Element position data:

** Begin **

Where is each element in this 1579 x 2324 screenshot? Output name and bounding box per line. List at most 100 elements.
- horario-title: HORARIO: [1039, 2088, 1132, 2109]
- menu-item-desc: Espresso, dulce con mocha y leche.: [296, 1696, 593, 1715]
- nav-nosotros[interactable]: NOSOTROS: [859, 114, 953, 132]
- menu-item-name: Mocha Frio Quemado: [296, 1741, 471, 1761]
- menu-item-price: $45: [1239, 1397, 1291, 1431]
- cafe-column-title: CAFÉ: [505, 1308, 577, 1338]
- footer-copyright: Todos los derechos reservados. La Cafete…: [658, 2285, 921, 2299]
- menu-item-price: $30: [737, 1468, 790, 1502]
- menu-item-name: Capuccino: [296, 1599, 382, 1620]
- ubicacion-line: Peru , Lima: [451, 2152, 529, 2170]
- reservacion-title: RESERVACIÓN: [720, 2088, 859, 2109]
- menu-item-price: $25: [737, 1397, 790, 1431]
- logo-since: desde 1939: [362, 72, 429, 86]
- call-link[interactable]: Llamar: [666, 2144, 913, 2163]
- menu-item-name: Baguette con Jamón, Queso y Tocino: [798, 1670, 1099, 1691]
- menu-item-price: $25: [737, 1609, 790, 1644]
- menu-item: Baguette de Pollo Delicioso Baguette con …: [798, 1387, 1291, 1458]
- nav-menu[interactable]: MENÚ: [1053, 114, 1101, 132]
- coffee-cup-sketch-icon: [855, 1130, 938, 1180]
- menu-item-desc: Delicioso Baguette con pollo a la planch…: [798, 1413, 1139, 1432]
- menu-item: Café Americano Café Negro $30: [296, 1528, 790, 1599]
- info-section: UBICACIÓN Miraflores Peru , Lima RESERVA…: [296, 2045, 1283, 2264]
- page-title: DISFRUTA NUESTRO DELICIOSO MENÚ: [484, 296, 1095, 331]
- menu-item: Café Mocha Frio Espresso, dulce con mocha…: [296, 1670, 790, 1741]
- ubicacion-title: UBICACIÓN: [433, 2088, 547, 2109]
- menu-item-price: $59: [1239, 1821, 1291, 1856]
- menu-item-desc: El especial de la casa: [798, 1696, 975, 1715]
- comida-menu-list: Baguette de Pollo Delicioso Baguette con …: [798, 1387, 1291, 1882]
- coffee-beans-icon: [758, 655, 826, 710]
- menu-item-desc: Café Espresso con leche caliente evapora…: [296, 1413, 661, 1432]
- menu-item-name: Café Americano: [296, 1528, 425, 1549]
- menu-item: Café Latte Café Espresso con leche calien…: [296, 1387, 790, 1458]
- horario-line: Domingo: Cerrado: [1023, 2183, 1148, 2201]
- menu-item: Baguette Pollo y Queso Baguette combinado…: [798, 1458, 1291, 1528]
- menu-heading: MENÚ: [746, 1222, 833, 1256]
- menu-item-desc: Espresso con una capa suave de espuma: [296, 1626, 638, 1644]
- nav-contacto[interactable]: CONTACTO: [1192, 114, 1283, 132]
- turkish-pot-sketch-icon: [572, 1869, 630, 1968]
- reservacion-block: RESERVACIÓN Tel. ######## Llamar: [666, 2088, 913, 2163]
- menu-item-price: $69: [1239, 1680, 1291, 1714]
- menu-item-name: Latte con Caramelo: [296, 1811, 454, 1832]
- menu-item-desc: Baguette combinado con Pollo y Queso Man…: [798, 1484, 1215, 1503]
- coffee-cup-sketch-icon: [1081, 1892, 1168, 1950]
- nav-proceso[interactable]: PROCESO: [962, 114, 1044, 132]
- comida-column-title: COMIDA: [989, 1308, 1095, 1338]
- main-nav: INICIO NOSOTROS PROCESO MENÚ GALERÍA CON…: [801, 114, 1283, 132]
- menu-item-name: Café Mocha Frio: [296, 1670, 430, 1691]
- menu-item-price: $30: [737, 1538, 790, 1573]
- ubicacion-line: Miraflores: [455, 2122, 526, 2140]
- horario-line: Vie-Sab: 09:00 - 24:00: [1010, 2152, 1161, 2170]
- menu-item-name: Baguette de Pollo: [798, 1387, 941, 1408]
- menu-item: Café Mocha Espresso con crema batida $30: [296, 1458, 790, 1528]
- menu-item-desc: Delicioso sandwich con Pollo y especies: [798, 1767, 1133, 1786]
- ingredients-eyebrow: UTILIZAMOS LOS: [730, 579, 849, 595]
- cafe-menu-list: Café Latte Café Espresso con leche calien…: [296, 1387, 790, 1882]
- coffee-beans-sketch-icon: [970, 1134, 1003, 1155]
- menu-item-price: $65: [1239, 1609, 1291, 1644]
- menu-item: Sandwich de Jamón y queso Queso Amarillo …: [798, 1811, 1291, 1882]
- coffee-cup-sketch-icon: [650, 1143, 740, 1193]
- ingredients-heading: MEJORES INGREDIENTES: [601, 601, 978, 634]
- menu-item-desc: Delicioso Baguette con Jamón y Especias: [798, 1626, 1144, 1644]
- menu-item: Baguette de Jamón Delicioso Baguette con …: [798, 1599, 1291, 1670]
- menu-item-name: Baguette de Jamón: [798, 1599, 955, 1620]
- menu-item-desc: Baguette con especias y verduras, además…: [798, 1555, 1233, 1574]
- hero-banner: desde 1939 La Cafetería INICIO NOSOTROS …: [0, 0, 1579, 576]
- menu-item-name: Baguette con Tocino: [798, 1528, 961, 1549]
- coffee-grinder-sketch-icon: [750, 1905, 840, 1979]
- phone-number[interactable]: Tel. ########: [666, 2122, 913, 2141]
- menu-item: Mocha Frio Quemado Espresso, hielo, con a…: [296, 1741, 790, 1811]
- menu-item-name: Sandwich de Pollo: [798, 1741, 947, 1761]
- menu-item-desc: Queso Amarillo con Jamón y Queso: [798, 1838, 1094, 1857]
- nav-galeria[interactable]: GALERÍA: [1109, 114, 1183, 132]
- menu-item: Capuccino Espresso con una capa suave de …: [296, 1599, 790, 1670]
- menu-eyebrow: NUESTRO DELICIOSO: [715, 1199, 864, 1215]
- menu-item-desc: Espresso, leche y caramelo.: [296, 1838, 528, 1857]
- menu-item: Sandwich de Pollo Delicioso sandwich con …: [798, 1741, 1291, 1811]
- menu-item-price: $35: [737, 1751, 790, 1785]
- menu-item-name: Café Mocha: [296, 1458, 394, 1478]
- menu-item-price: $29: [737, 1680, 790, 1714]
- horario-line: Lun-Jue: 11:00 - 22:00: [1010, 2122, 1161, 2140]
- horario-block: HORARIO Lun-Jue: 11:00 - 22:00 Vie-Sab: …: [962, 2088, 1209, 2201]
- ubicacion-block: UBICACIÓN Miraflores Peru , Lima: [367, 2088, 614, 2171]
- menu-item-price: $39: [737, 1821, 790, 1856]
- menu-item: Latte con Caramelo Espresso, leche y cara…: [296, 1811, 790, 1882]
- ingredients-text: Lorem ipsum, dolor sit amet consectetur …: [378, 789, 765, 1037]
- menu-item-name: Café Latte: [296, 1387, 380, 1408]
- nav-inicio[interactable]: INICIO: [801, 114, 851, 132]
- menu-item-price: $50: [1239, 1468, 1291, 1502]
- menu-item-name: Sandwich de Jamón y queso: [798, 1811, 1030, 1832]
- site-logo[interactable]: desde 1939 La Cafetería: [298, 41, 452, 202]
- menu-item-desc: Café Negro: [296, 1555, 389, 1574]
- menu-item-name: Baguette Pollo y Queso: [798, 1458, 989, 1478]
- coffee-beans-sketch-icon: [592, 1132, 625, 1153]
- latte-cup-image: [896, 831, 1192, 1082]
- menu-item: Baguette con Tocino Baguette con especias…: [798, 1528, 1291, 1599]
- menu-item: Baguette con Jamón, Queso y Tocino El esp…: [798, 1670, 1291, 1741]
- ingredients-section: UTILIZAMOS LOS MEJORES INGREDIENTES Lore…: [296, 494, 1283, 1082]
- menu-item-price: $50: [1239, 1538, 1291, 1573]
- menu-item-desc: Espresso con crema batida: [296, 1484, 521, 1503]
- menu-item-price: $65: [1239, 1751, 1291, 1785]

** End **

Request: Count the lines above that contain the string "Miraflores", matching case exactly. Reply with the number only.

Full output: 3